[BEGIN]
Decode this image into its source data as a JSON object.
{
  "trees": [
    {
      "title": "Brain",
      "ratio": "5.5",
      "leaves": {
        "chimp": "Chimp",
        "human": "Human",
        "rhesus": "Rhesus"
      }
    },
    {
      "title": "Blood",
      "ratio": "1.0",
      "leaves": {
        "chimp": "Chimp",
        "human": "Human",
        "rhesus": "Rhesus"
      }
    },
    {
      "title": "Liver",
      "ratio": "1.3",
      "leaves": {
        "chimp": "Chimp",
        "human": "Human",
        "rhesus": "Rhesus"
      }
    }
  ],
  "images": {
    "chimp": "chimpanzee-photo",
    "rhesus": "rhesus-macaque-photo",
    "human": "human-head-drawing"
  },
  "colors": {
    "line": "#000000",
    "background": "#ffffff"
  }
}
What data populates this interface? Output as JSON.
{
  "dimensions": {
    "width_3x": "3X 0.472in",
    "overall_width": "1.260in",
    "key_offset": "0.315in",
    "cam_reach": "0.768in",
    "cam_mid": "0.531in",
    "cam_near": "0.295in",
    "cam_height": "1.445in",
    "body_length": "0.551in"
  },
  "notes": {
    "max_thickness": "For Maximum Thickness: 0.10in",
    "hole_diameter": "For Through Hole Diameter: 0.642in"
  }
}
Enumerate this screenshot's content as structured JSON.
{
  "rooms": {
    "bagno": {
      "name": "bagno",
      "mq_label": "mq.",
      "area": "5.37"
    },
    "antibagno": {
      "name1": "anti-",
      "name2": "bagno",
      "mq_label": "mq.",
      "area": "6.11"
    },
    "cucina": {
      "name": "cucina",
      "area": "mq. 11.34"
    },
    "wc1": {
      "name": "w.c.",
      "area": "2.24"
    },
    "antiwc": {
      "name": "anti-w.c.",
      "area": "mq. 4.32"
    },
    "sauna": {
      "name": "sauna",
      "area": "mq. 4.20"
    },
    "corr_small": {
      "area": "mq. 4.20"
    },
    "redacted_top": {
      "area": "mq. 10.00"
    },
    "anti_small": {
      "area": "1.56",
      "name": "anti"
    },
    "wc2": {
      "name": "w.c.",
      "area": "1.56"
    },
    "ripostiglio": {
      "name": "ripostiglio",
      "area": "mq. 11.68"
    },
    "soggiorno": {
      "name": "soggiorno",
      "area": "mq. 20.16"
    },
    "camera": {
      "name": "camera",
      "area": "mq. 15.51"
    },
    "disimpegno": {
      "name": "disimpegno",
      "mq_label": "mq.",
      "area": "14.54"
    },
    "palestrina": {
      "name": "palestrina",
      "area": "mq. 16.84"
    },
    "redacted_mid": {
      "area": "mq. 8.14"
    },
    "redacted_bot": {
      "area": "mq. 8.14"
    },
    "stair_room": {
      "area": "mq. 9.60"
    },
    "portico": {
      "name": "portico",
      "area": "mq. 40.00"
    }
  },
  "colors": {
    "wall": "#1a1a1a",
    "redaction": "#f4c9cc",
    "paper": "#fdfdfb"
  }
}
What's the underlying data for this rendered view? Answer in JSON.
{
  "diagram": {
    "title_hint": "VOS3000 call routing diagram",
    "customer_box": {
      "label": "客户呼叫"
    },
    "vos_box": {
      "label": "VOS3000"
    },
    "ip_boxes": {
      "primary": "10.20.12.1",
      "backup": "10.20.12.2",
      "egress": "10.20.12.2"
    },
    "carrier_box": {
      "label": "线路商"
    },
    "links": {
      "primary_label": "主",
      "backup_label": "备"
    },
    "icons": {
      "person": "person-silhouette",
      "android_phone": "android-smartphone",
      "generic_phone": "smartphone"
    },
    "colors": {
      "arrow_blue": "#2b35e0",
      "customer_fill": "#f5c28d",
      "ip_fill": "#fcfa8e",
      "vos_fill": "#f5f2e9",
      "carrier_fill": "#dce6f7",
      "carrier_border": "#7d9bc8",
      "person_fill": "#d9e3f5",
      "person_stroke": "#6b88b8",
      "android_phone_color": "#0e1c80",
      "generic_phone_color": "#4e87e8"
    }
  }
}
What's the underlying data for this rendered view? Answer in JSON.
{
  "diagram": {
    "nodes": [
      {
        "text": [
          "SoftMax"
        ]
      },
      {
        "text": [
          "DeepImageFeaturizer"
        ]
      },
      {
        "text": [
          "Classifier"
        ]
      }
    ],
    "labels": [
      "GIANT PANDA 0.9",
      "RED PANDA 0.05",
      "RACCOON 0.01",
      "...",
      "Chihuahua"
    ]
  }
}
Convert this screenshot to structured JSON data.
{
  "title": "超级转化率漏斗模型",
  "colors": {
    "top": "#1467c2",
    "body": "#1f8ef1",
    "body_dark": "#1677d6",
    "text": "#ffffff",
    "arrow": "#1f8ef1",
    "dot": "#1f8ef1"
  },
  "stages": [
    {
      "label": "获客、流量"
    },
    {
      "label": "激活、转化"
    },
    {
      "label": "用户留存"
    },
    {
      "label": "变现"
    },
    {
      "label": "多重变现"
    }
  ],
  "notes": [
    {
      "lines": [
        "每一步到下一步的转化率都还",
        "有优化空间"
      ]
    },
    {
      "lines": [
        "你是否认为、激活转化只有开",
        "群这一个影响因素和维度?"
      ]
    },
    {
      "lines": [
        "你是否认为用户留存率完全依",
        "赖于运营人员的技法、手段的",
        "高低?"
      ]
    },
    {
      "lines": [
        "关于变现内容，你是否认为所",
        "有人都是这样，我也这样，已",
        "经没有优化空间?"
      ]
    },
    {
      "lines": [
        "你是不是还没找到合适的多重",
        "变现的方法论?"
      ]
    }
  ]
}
[END]
**What is being asked**.
Write the data from above out again, exactly.

**Complete answer**.
Decode this image into its source data as a JSON object.
{
  "trees": [
    {
      "title": "Brain",
      "ratio": "5.5",
      "leaves": {
        "chimp": "Chimp",
        "human": "Human",
        "rhesus": "Rhesus"
      }
    },
    {
      "title": "Blood",
      "ratio": "1.0",
      "leaves": {
        "chimp": "Chimp",
        "human": "Human",
        "rhesus": "Rhesus"
      }
    },
    {
      "title": "Liver",
      "ratio": "1.3",
      "leaves": {
        "chimp": "Chimp",
        "human": "Human",
        "rhesus": "Rhesus"
      }
    }
  ],
  "images": {
    "chimp": "chimpanzee-photo",
    "rhesus": "rhesus-macaque-photo",
    "human": "human-head-drawing"
  },
  "colors": {
    "line": "#000000",
    "background": "#ffffff"
  }
}
What data populates this interface? Output as JSON.
{
  "dimensions": {
    "width_3x": "3X 0.472in",
    "overall_width": "1.260in",
    "key_offset": "0.315in",
    "cam_reach": "0.768in",
    "cam_mid": "0.531in",
    "cam_near": "0.295in",
    "cam_height": "1.445in",
    "body_length": "0.551in"
  },
  "notes": {
    "max_thickness": "For Maximum Thickness: 0.10in",
    "hole_diameter": "For Through Hole Diameter: 0.642in"
  }
}
Enumerate this screenshot's content as structured JSON.
{
  "rooms": {
    "bagno": {
      "name": "bagno",
      "mq_label": "mq.",
      "area": "5.37"
    },
    "antibagno": {
      "name1": "anti-",
      "name2": "bagno",
      "mq_label": "mq.",
      "area": "6.11"
    },
    "cucina": {
      "name": "cucina",
      "area": "mq. 11.34"
    },
    "wc1": {
      "name": "w.c.",
      "area": "2.24"
    },
    "antiwc": {
      "name": "anti-w.c.",
      "area": "mq. 4.32"
    },
    "sauna": {
      "name": "sauna",
      "area": "mq. 4.20"
    },
    "corr_small": {
      "area": "mq. 4.20"
    },
    "redacted_top": {
      "area": "mq. 10.00"
    },
    "anti_small": {
      "area": "1.56",
      "name": "anti"
    },
    "wc2": {
      "name": "w.c.",
      "area": "1.56"
    },
    "ripostiglio": {
      "name": "ripostiglio",
      "area": "mq. 11.68"
    },
    "soggiorno": {
      "name": "soggiorno",
      "area": "mq. 20.16"
    },
    "camera": {
      "name": "camera",
      "area": "mq. 15.51"
    },
    "disimpegno": {
      "name": "disimpegno",
      "mq_label": "mq.",
      "area": "14.54"
    },
    "palestrina": {
      "name": "palestrina",
      "area": "mq. 16.84"
    },
    "redacted_mid": {
      "area": "mq. 8.14"
    },
    "redacted_bot": {
      "area": "mq. 8.14"
    },
    "stair_room": {
      "area": "mq. 9.60"
    },
    "portico": {
      "name": "portico",
      "area": "mq. 40.00"
    }
  },
  "colors": {
    "wall": "#1a1a1a",
    "redaction": "#f4c9cc",
    "paper": "#fdfdfb"
  }
}
What's the underlying data for this rendered view? Answer in JSON.
{
  "diagram": {
    "title_hint": "VOS3000 call routing diagram",
    "customer_box": {
      "label": "客户呼叫"
    },
    "vos_box": {
      "label": "VOS3000"
    },
    "ip_boxes": {
      "primary": "10.20.12.1",
      "backup": "10.20.12.2",
      "egress": "10.20.12.2"
    },
    "carrier_box": {
      "label": "线路商"
    },
    "links": {
      "primary_label": "主",
      "backup_label": "备"
    },
    "icons": {
      "person": "person-silhouette",
      "android_phone": "android-smartphone",
      "generic_phone": "smartphone"
    },
    "colors": {
      "arrow_blue": "#2b35e0",
      "customer_fill": "#f5c28d",
      "ip_fill": "#fcfa8e",
      "vos_fill": "#f5f2e9",
      "carrier_fill": "#dce6f7",
      "carrier_border": "#7d9bc8",
      "person_fill": "#d9e3f5",
      "person_stroke": "#6b88b8",
      "android_phone_color": "#0e1c80",
      "generic_phone_color": "#4e87e8"
    }
  }
}
What's the underlying data for this rendered view? Answer in JSON.
{
  "diagram": {
    "nodes": [
      {
        "text": [
          "SoftMax"
        ]
      },
      {
        "text": [
          "DeepImageFeaturizer"
        ]
      },
      {
        "text": [
          "Classifier"
        ]
      }
    ],
    "labels": [
      "GIANT PANDA 0.9",
      "RED PANDA 0.05",
      "RACCOON 0.01",
      "...",
      "Chihuahua"
    ]
  }
}
Convert this screenshot to structured JSON data.
{
  "title": "超级转化率漏斗模型",
  "colors": {
    "top": "#1467c2",
    "body": "#1f8ef1",
    "body_dark": "#1677d6",
    "text": "#ffffff",
    "arrow": "#1f8ef1",
    "dot": "#1f8ef1"
  },
  "stages": [
    {
      "label": "获客、流量"
    },
    {
      "label": "激活、转化"
    },
    {
      "label": "用户留存"
    },
    {
      "label": "变现"
    },
    {
      "label": "多重变现"
    }
  ],
  "notes": [
    {
      "lines": [
        "每一步到下一步的转化率都还",
        "有优化空间"
      ]
    },
    {
      "lines": [
        "你是否认为、激活转化只有开",
        "群这一个影响因素和维度?"
      ]
    },
    {
      "lines": [
        "你是否认为用户留存率完全依",
        "赖于运营人员的技法、手段的",
        "高低?"
      ]
    },
    {
      "lines": [
        "关于变现内容，你是否认为所",
        "有人都是这样，我也这样，已",
        "经没有优化空间?"
      ]
    },
    {
      "lines": [
        "你是不是还没找到合适的多重",
        "变现的方法论?"
      ]
    }
  ]
}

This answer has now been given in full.